[Saved data entries]
┌────────
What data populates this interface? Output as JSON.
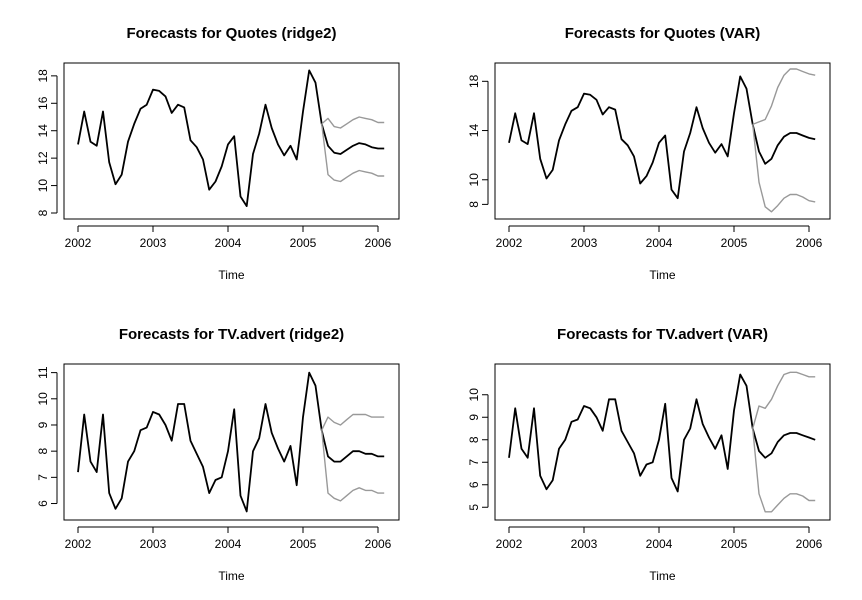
{
  "chart_data": [
    {
      "type": "line",
      "title": "Forecasts for Quotes (ridge2)",
      "xlabel": "Time",
      "ylabel": "",
      "xlim": [
        2002,
        2006.1
      ],
      "ylim": [
        8,
        18.5
      ],
      "xticks": [
        "2002",
        "2003",
        "2004",
        "2005",
        "2006"
      ],
      "yticks": [
        "8",
        "10",
        "12",
        "14",
        "16",
        "18"
      ],
      "grid": false,
      "x_start": 2002,
      "x_step": 0.0833333,
      "series": [
        {
          "color": "#000000",
          "values": [
            13.0,
            15.4,
            13.2,
            12.9,
            15.4,
            11.7,
            10.1,
            10.8,
            13.2,
            14.5,
            15.6,
            15.9,
            17.0,
            16.9,
            16.5,
            15.3,
            15.9,
            15.7,
            13.3,
            12.8,
            11.9,
            9.7,
            10.3,
            11.4,
            13.0,
            13.6,
            9.2,
            8.5,
            12.3,
            13.8,
            15.9,
            14.2,
            13.0,
            12.2,
            12.9,
            11.9,
            15.4,
            18.4,
            17.5,
            14.5,
            12.9,
            12.4,
            12.3,
            12.6,
            12.9,
            13.1,
            13.0,
            12.8,
            12.7,
            12.7
          ]
        },
        {
          "color": "#999999",
          "values": [
            null,
            null,
            null,
            null,
            null,
            null,
            null,
            null,
            null,
            null,
            null,
            null,
            null,
            null,
            null,
            null,
            null,
            null,
            null,
            null,
            null,
            null,
            null,
            null,
            null,
            null,
            null,
            null,
            null,
            null,
            null,
            null,
            null,
            null,
            null,
            null,
            null,
            null,
            null,
            14.5,
            14.9,
            14.3,
            14.2,
            14.5,
            14.8,
            15.0,
            14.9,
            14.8,
            14.6,
            14.6
          ]
        },
        {
          "color": "#999999",
          "values": [
            null,
            null,
            null,
            null,
            null,
            null,
            null,
            null,
            null,
            null,
            null,
            null,
            null,
            null,
            null,
            null,
            null,
            null,
            null,
            null,
            null,
            null,
            null,
            null,
            null,
            null,
            null,
            null,
            null,
            null,
            null,
            null,
            null,
            null,
            null,
            null,
            null,
            null,
            null,
            14.5,
            10.8,
            10.4,
            10.3,
            10.6,
            10.9,
            11.1,
            11.0,
            10.9,
            10.7,
            10.7
          ]
        }
      ]
    },
    {
      "type": "line",
      "title": "Forecasts for Quotes (VAR)",
      "xlabel": "Time",
      "ylabel": "",
      "xlim": [
        2002,
        2006.1
      ],
      "ylim": [
        7.3,
        19.0
      ],
      "xticks": [
        "2002",
        "2003",
        "2004",
        "2005",
        "2006"
      ],
      "yticks": [
        "8",
        "10",
        "14",
        "18"
      ],
      "grid": false,
      "x_start": 2002,
      "x_step": 0.0833333,
      "series": [
        {
          "color": "#000000",
          "values": [
            13.0,
            15.4,
            13.2,
            12.9,
            15.4,
            11.7,
            10.1,
            10.8,
            13.2,
            14.5,
            15.6,
            15.9,
            17.0,
            16.9,
            16.5,
            15.3,
            15.9,
            15.7,
            13.3,
            12.8,
            11.9,
            9.7,
            10.3,
            11.4,
            13.0,
            13.6,
            9.2,
            8.5,
            12.3,
            13.8,
            15.9,
            14.2,
            13.0,
            12.2,
            12.9,
            11.9,
            15.4,
            18.4,
            17.4,
            14.5,
            12.3,
            11.3,
            11.7,
            12.8,
            13.5,
            13.8,
            13.8,
            13.6,
            13.4,
            13.3
          ]
        },
        {
          "color": "#999999",
          "values": [
            null,
            null,
            null,
            null,
            null,
            null,
            null,
            null,
            null,
            null,
            null,
            null,
            null,
            null,
            null,
            null,
            null,
            null,
            null,
            null,
            null,
            null,
            null,
            null,
            null,
            null,
            null,
            null,
            null,
            null,
            null,
            null,
            null,
            null,
            null,
            null,
            null,
            null,
            null,
            14.5,
            14.7,
            14.9,
            16.0,
            17.5,
            18.5,
            19.0,
            19.0,
            18.8,
            18.6,
            18.5
          ]
        },
        {
          "color": "#999999",
          "values": [
            null,
            null,
            null,
            null,
            null,
            null,
            null,
            null,
            null,
            null,
            null,
            null,
            null,
            null,
            null,
            null,
            null,
            null,
            null,
            null,
            null,
            null,
            null,
            null,
            null,
            null,
            null,
            null,
            null,
            null,
            null,
            null,
            null,
            null,
            null,
            null,
            null,
            null,
            null,
            14.5,
            9.8,
            7.8,
            7.4,
            7.9,
            8.5,
            8.8,
            8.8,
            8.6,
            8.3,
            8.2
          ]
        }
      ]
    },
    {
      "type": "line",
      "title": "Forecasts for TV.advert (ridge2)",
      "xlabel": "Time",
      "ylabel": "",
      "xlim": [
        2002,
        2006.1
      ],
      "ylim": [
        5.6,
        11.1
      ],
      "xticks": [
        "2002",
        "2003",
        "2004",
        "2005",
        "2006"
      ],
      "yticks": [
        "6",
        "7",
        "8",
        "9",
        "10",
        "11"
      ],
      "grid": false,
      "x_start": 2002,
      "x_step": 0.0833333,
      "series": [
        {
          "color": "#000000",
          "values": [
            7.2,
            9.4,
            7.6,
            7.2,
            9.4,
            6.4,
            5.8,
            6.2,
            7.6,
            8.0,
            8.8,
            8.9,
            9.5,
            9.4,
            9.0,
            8.4,
            9.8,
            9.8,
            8.4,
            7.9,
            7.4,
            6.4,
            6.9,
            7.0,
            8.0,
            9.6,
            6.3,
            5.7,
            8.0,
            8.5,
            9.8,
            8.7,
            8.1,
            7.6,
            8.2,
            6.7,
            9.3,
            11.0,
            10.5,
            8.8,
            7.8,
            7.6,
            7.6,
            7.8,
            8.0,
            8.0,
            7.9,
            7.9,
            7.8,
            7.8
          ]
        },
        {
          "color": "#999999",
          "values": [
            null,
            null,
            null,
            null,
            null,
            null,
            null,
            null,
            null,
            null,
            null,
            null,
            null,
            null,
            null,
            null,
            null,
            null,
            null,
            null,
            null,
            null,
            null,
            null,
            null,
            null,
            null,
            null,
            null,
            null,
            null,
            null,
            null,
            null,
            null,
            null,
            null,
            null,
            null,
            8.8,
            9.3,
            9.1,
            9.0,
            9.2,
            9.4,
            9.4,
            9.4,
            9.3,
            9.3,
            9.3
          ]
        },
        {
          "color": "#999999",
          "values": [
            null,
            null,
            null,
            null,
            null,
            null,
            null,
            null,
            null,
            null,
            null,
            null,
            null,
            null,
            null,
            null,
            null,
            null,
            null,
            null,
            null,
            null,
            null,
            null,
            null,
            null,
            null,
            null,
            null,
            null,
            null,
            null,
            null,
            null,
            null,
            null,
            null,
            null,
            null,
            8.8,
            6.4,
            6.2,
            6.1,
            6.3,
            6.5,
            6.6,
            6.5,
            6.5,
            6.4,
            6.4
          ]
        }
      ]
    },
    {
      "type": "line",
      "title": "Forecasts for TV.advert (VAR)",
      "xlabel": "Time",
      "ylabel": "",
      "xlim": [
        2002,
        2006.1
      ],
      "ylim": [
        4.7,
        11.1
      ],
      "xticks": [
        "2002",
        "2003",
        "2004",
        "2005",
        "2006"
      ],
      "yticks": [
        "5",
        "6",
        "7",
        "8",
        "9",
        "10"
      ],
      "grid": false,
      "x_start": 2002,
      "x_step": 0.0833333,
      "series": [
        {
          "color": "#000000",
          "values": [
            7.2,
            9.4,
            7.6,
            7.2,
            9.4,
            6.4,
            5.8,
            6.2,
            7.6,
            8.0,
            8.8,
            8.9,
            9.5,
            9.4,
            9.0,
            8.4,
            9.8,
            9.8,
            8.4,
            7.9,
            7.4,
            6.4,
            6.9,
            7.0,
            8.0,
            9.6,
            6.3,
            5.7,
            8.0,
            8.5,
            9.8,
            8.7,
            8.1,
            7.6,
            8.2,
            6.7,
            9.3,
            10.9,
            10.4,
            8.5,
            7.5,
            7.2,
            7.4,
            7.9,
            8.2,
            8.3,
            8.3,
            8.2,
            8.1,
            8.0
          ]
        },
        {
          "color": "#999999",
          "values": [
            null,
            null,
            null,
            null,
            null,
            null,
            null,
            null,
            null,
            null,
            null,
            null,
            null,
            null,
            null,
            null,
            null,
            null,
            null,
            null,
            null,
            null,
            null,
            null,
            null,
            null,
            null,
            null,
            null,
            null,
            null,
            null,
            null,
            null,
            null,
            null,
            null,
            null,
            null,
            8.5,
            9.5,
            9.4,
            9.8,
            10.4,
            10.9,
            11.0,
            11.0,
            10.9,
            10.8,
            10.8
          ]
        },
        {
          "color": "#999999",
          "values": [
            null,
            null,
            null,
            null,
            null,
            null,
            null,
            null,
            null,
            null,
            null,
            null,
            null,
            null,
            null,
            null,
            null,
            null,
            null,
            null,
            null,
            null,
            null,
            null,
            null,
            null,
            null,
            null,
            null,
            null,
            null,
            null,
            null,
            null,
            null,
            null,
            null,
            null,
            null,
            8.5,
            5.6,
            4.8,
            4.8,
            5.1,
            5.4,
            5.6,
            5.6,
            5.5,
            5.3,
            5.3
          ]
        }
      ]
    }
  ]
}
└────────
WRITTEN REQUEST: Copy out each line of the records where the string "Quotes" appears.

TASK OUTPUT:
      "title": "Forecasts for Quotes (ridge2)",
      "title": "Forecasts for Quotes (VAR)",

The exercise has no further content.